The Court in R. v. Ryan went on to further state at page six that:

 

“The kind of information that will be necessary to satisfy this test will vary depending upon the nature of the offence charged.”

 


[16]         The Court in the WIS Developments decision determined that the flaw in the 32 count Information, which the Court found sufficient to conclude the Information to be vitiated ab initio, was a failure to identify the particular activities involved in the operation of a commercial air service which were alleged to have constituted the breaches of the Aeronautics Act or of the Regulations thereunder.  The operation of a commercial air service could relate to a multitude of activities or usages of aircraft in Canada.  The Court concluded that S.510(3), which is now S.581(3), required sufficient detail of those activities to constitute the “sufficient detail of the circumstances of the alleged offence to give to the accused reasonable information with respect to the act or omission to be proved against him and to identify the transaction referred to” as set out in S.510(3).

 

[17]         When the WIS Developments and Re: Buchbinder decisions were rendered, S.510(3) contained the same proviso as found in S.581(3) being the following:

 

“But otherwise the absence or sufficiency of details does not vitiate the count.”

Problems to work on.
(1) Please reproduce the part of the excerpt on the WIS Developments ruling that opens with the words containing "[16]         The Court" and closes with "out in S.510(3).", keeping every word unchanged.
(2) Answer these questions from the excerpt on the WIS Developments ruling:
(a) According to the Court in R. v. Ryan, what does the kind of information needed to satisfy the test depend on?
(b) How many counts did the Information in the WIS Developments decision contain?
(c) What is the current section number for S.510(3)?
(3) Carry the excerpt on the WIS Developments ruling forward from its last sentence.

Information shown.
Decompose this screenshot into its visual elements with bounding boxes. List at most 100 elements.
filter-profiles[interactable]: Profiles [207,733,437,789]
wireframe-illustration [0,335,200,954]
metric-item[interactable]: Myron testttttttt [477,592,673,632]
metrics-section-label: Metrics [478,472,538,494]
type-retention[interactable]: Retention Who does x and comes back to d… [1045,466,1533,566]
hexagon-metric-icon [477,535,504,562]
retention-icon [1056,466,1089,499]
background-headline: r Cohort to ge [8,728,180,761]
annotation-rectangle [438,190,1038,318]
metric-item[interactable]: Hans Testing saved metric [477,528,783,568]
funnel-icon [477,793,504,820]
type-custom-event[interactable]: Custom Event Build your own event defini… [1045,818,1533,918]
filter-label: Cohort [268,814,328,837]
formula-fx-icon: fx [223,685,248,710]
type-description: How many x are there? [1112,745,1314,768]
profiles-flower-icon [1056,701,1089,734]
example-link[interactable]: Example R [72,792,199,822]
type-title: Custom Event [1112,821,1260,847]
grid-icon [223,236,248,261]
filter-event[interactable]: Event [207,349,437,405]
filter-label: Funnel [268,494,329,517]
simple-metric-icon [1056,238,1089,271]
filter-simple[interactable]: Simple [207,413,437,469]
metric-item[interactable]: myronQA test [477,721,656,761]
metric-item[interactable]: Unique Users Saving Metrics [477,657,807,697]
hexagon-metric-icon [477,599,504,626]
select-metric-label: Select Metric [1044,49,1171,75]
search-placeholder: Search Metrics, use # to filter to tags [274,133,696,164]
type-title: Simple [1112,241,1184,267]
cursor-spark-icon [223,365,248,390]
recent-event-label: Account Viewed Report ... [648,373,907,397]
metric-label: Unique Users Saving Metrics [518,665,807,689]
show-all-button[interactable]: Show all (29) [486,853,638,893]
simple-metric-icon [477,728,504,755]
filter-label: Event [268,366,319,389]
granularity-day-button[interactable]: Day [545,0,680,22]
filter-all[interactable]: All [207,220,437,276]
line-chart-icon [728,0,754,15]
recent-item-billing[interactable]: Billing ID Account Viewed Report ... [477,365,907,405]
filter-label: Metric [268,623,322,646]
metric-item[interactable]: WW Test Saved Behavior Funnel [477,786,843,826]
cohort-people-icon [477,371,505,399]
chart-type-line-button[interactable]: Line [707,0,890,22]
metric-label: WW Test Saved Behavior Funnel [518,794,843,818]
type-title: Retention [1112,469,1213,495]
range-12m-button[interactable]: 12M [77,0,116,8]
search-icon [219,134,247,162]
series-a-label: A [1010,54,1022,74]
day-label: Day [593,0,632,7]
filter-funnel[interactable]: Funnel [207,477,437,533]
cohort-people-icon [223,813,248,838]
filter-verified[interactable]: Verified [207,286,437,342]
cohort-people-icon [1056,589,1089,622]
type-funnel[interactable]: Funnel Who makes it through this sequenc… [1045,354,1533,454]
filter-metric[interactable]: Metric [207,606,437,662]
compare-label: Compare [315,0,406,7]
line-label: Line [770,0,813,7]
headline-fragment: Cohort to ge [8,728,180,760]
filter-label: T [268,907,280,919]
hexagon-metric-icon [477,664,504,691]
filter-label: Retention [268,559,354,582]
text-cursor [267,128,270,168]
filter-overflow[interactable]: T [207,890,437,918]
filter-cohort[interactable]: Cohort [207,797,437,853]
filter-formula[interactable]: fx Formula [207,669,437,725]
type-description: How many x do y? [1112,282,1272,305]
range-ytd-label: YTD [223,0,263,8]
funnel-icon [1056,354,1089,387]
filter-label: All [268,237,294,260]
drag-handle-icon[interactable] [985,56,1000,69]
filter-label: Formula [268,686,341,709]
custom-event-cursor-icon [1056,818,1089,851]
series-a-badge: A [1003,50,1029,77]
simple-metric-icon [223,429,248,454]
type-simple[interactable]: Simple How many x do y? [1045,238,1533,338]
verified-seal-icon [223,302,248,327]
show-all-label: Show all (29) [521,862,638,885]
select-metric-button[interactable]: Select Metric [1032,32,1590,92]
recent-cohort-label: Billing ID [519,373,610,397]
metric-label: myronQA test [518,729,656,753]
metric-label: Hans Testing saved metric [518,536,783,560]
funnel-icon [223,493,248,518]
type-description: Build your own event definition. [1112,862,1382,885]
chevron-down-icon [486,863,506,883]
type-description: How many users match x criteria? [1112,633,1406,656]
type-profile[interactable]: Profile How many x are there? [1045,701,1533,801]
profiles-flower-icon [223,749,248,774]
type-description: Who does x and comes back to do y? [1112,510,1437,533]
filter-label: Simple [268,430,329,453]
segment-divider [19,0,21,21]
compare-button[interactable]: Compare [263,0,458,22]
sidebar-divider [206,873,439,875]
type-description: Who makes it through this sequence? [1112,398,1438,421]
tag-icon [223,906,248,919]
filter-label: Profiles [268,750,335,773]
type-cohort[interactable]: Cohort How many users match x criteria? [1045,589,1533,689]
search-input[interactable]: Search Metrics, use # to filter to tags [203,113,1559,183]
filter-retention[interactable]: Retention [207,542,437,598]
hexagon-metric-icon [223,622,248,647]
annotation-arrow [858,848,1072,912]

Answer set.
(1)
[16]         The Court in the WIS Developments decision determined that the flaw in the 32 count Information, which the Court found sufficient to conclude the Information to be vitiated ab initio, was a failure to identify the particular activities involved in the operation of a commercial air service which were alleged to have constituted the breaches of the Aeronautics Act or of the Regulations thereunder.  The operation of a commercial air service could relate to a multitude of activities or usages of aircraft in Canada.  The Court concluded that S.510(3), which is now S.581(3), required sufficient detail of those activities to constitute the “sufficient detail of the circumstances of the alleged offence to give to the accused reasonable information with respect to the act or omission to be proved against him and to identify the transaction referred to” as set out in S.510(3).

(2)
(a) The nature of the offence charged.
(b) 32.
(c) S.581(3).

(3)
I therefore have concluded that these words are only applicable provided the threshold requirements set out in S.581(3) of “sufficient detail of the circumstances of the alleged offence to give to the accused reasonable information with respect to the act or omission to be proved against him and to identify the transaction referred to” are met.  Absence of detail beyond these threshold requirements does not vitiate a count or information.  In situations where the requirements of S.581(3) are met, but more detail is required to make full answer and defence, the accused can seek particulars pursuant to S.587.  Similarly where the S.581(3) requirements may appear to be met, an objection to an indictment or count may still be brought, or an amendment made pursuant to s.601.  However, I conclude that S.587 and S.601 are not intended to deal with informations that fail to meet the S.581(3) detail requirements because such informations are vitiated ab initio or otherwise stated, a nullity.

 


[18]         I will now turn to an assessment of the Informations.  I concluded that in so doing it may be helpful to set out the details, of what I characterize as the “alleged” offences, shown on each of the Informations.  In so doing I propose to identify the Informations as Informations “A”, “B”, “C”, “D”, “E”, and “F” respectively.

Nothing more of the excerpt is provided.